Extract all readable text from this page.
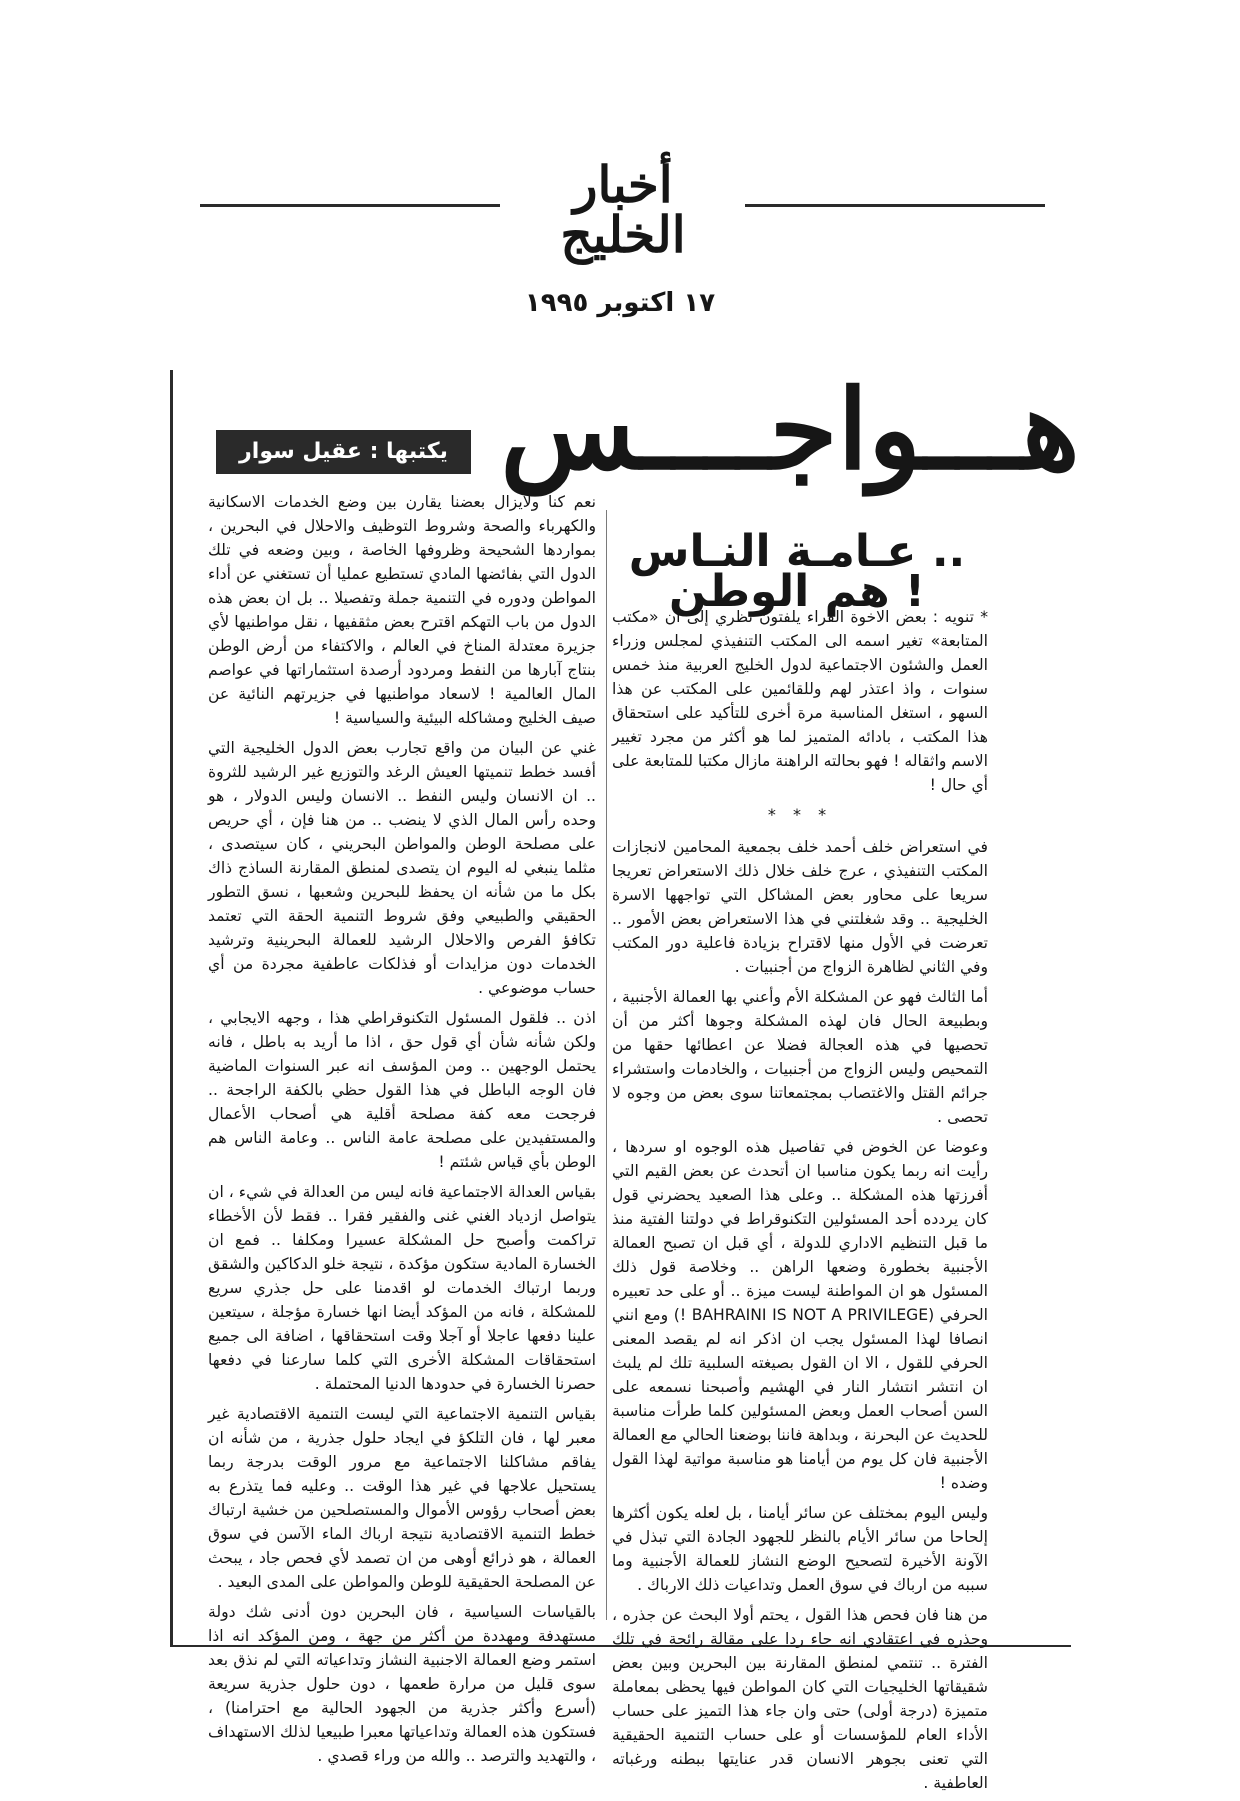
أخبار الخليج
١٧ اكتوبر ١٩٩٥
هـــواجــــس
يكتبها : عقيل سوار
عـامـة النـاس ..
هم الوطن !

* تنويه : بعض الاخوة القراء يلفتون نظري إلى ان «مكتب المتابعة» تغير اسمه الى المكتب التنفيذي لمجلس وزراء العمل والشئون الاجتماعية لدول الخليج العربية منذ خمس سنوات ، واذ اعتذر لهم وللقائمين على المكتب عن هذا السهو ، استغل المناسبة مرة أخرى للتأكيد على استحقاق هذا المكتب ، بادائه المتميز لما هو أكثر من مجرد تغيير الاسم واثقاله ! فهو بحالته الراهنة مازال مكتبا للمتابعة على أي حال !

* * *

في استعراض خلف أحمد خلف بجمعية المحامين لانجازات المكتب التنفيذي ، عرج خلف خلال ذلك الاستعراض تعريجا سريعا على محاور بعض المشاكل التي تواجهها الاسرة الخليجية .. وقد شغلتني في هذا الاستعراض بعض الأمور .. تعرضت في الأول منها لاقتراح بزيادة فاعلية دور المكتب وفي الثاني لظاهرة الزواج من أجنبيات .

أما الثالث فهو عن المشكلة الأم وأعني بها العمالة الأجنبية ، وبطبيعة الحال فان لهذه المشكلة وجوها أكثر من أن تحصيها في هذه العجالة فضلا عن اعطائها حقها من التمحيص وليس الزواج من أجنبيات ، والخادمات واستشراء جرائم القتل والاغتصاب بمجتمعاتنا سوى بعض من وجوه لا تحصى .

وعوضا عن الخوض في تفاصيل هذه الوجوه او سردها ، رأيت انه ربما يكون مناسبا ان أتحدث عن بعض القيم التي أفرزتها هذه المشكلة .. وعلى هذا الصعيد يحضرني قول كان يردده أحد المسئولين التكنوقراط في دولتنا الفتية منذ ما قبل التنظيم الاداري للدولة ، أي قبل ان تصبح العمالة الأجنبية بخطورة وضعها الراهن .. وخلاصة قول ذلك المسئول هو ان المواطنة ليست ميزة .. أو على حد تعبيره الحرفي (BAHRAINI IS NOT A PRIVILEGE !) ومع انني انصافا لهذا المسئول يجب ان اذكر انه لم يقصد المعنى الحرفي للقول ، الا ان القول بصيغته السلبية تلك لم يلبث ان انتشر انتشار النار في الهشيم وأصبحنا نسمعه على السن أصحاب العمل وبعض المسئولين كلما طرأت مناسبة للحديث عن البحرنة ، وبداهة فاننا بوضعنا الحالي مع العمالة الأجنبية فان كل يوم من أيامنا هو مناسبة مواتية لهذا القول وضده !

وليس اليوم بمختلف عن سائر أيامنا ، بل لعله يكون أكثرها إلحاحا من سائر الأيام بالنظر للجهود الجادة التي تبذل في الآونة الأخيرة لتصحيح الوضع النشاز للعمالة الأجنبية وما سببه من ارباك في سوق العمل وتداعيات ذلك الارباك .

من هنا فان فحص هذا القول ، يحتم أولا البحث عن جذره ، وجذره في اعتقادي انه جاء ردا على مقالة رائجة في تلك الفترة .. تنتمي لمنطق المقارنة بين البحرين وبين بعض شقيقاتها الخليجيات التي كان المواطن فيها يحظى بمعاملة متميزة (درجة أولى) حتى وان جاء هذا التميز على حساب الأداء العام للمؤسسات أو على حساب التنمية الحقيقية التي تعنى بجوهر الانسان قدر عنايتها ببطنه ورغباته العاطفية .

نعم كنا ولايزال بعضنا يقارن بين وضع الخدمات الاسكانية والكهرباء والصحة وشروط التوظيف والاحلال في البحرين ، بمواردها الشحيحة وظروفها الخاصة ، وبين وضعه في تلك الدول التي بفائضها المادي تستطيع عمليا أن تستغني عن أداء المواطن ودوره في التنمية جملة وتفصيلا .. بل ان بعض هذه الدول من باب التهكم اقترح بعض مثقفيها ، نقل مواطنيها لأي جزيرة معتدلة المناخ في العالم ، والاكتفاء من أرض الوطن بنتاج آبارها من النفط ومردود أرصدة استثماراتها في عواصم المال العالمية ! لاسعاد مواطنيها في جزيرتهم النائية عن صيف الخليج ومشاكله البيئية والسياسية !

غني عن البيان من واقع تجارب بعض الدول الخليجية التي أفسد خطط تنميتها العيش الرغد والتوزيع غير الرشيد للثروة .. ان الانسان وليس النفط .. الانسان وليس الدولار ، هو وحده رأس المال الذي لا ينضب .. من هنا فإن ، أي حريص على مصلحة الوطن والمواطن البحريني ، كان سيتصدى ، مثلما ينبغي له اليوم ان يتصدى لمنطق المقارنة الساذج ذاك بكل ما من شأنه ان يحفظ للبحرين وشعبها ، نسق التطور الحقيقي والطبيعي وفق شروط التنمية الحقة التي تعتمد تكافؤ الفرص والاحلال الرشيد للعمالة البحرينية وترشيد الخدمات دون مزايدات أو فذلكات عاطفية مجردة من أي حساب موضوعي .

اذن .. فلقول المسئول التكنوقراطي هذا ، وجهه الايجابي ، ولكن شأنه شأن أي قول حق ، اذا ما أريد به باطل ، فانه يحتمل الوجهين .. ومن المؤسف انه عبر السنوات الماضية فان الوجه الباطل في هذا القول حظي بالكفة الراجحة .. فرجحت معه كفة مصلحة أقلية هي أصحاب الأعمال والمستفيدين على مصلحة عامة الناس .. وعامة الناس هم الوطن بأي قياس شئتم !

بقياس العدالة الاجتماعية فانه ليس من العدالة في شيء ، ان يتواصل ازدياد الغني غنى والفقير فقرا .. فقط لأن الأخطاء تراكمت وأصبح حل المشكلة عسيرا ومكلفا .. فمع ان الخسارة المادية ستكون مؤكدة ، نتيجة خلو الدكاكين والشقق وربما ارتباك الخدمات لو اقدمنا على حل جذري سريع للمشكلة ، فانه من المؤكد أيضا انها خسارة مؤجلة ، سيتعين علينا دفعها عاجلا أو آجلا وقت استحقاقها ، اضافة الى جميع استحقاقات المشكلة الأخرى التي كلما سارعنا في دفعها حصرنا الخسارة في حدودها الدنيا المحتملة .

بقياس التنمية الاجتماعية التي ليست التنمية الاقتصادية غير معبر لها ، فان التلكؤ في ايجاد حلول جذرية ، من شأنه ان يفاقم مشاكلنا الاجتماعية مع مرور الوقت بدرجة ربما يستحيل علاجها في غير هذا الوقت .. وعليه فما يتذرع به بعض أصحاب رؤوس الأموال والمستصلحين من خشية ارتباك خطط التنمية الاقتصادية نتيجة ارباك الماء الآسن في سوق العمالة ، هو ذرائع أوهى من ان تصمد لأي فحص جاد ، يبحث عن المصلحة الحقيقية للوطن والمواطن على المدى البعيد .

بالقياسات السياسية ، فان البحرين دون أدنى شك دولة مستهدفة ومهددة من أكثر من جهة ، ومن المؤكد انه اذا استمر وضع العمالة الاجنبية النشاز وتداعياته التي لم نذق بعد سوى قليل من مرارة طعمها ، دون حلول جذرية سريعة (أسرع وأكثر جذرية من الجهود الحالية مع احترامنا) ، فستكون هذه العمالة وتداعياتها معبرا طبيعيا لذلك الاستهداف ، والتهديد والترصد .. والله من وراء قصدي .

####################

## Aim:
Copy each line that holds the word "أجنبيات".

## Correct output:
في استعراض خلف أحمد خلف بجمعية المحامين لانجازات المكتب التنفيذي ، عرج خلف خلال ذلك الاستعراض تعريجا سريعا على محاور بعض المشاكل التي تواجهها الاسرة الخليجية .. وقد شغلتني في هذا الاستعراض بعض الأمور .. تعرضت في الأول منها لاقتراح بزيادة فاعلية دور المكتب وفي الثاني لظاهرة الزواج من أجنبيات .
أما الثالث فهو عن المشكلة الأم وأعني بها العمالة الأجنبية ، وبطبيعة الحال فان لهذه المشكلة وجوها أكثر من أن تحصيها في هذه العجالة فضلا عن اعطائها حقها من التمحيص وليس الزواج من أجنبيات ، والخادمات واستشراء جرائم القتل والاغتصاب بمجتمعاتنا سوى بعض من وجوه لا تحصى .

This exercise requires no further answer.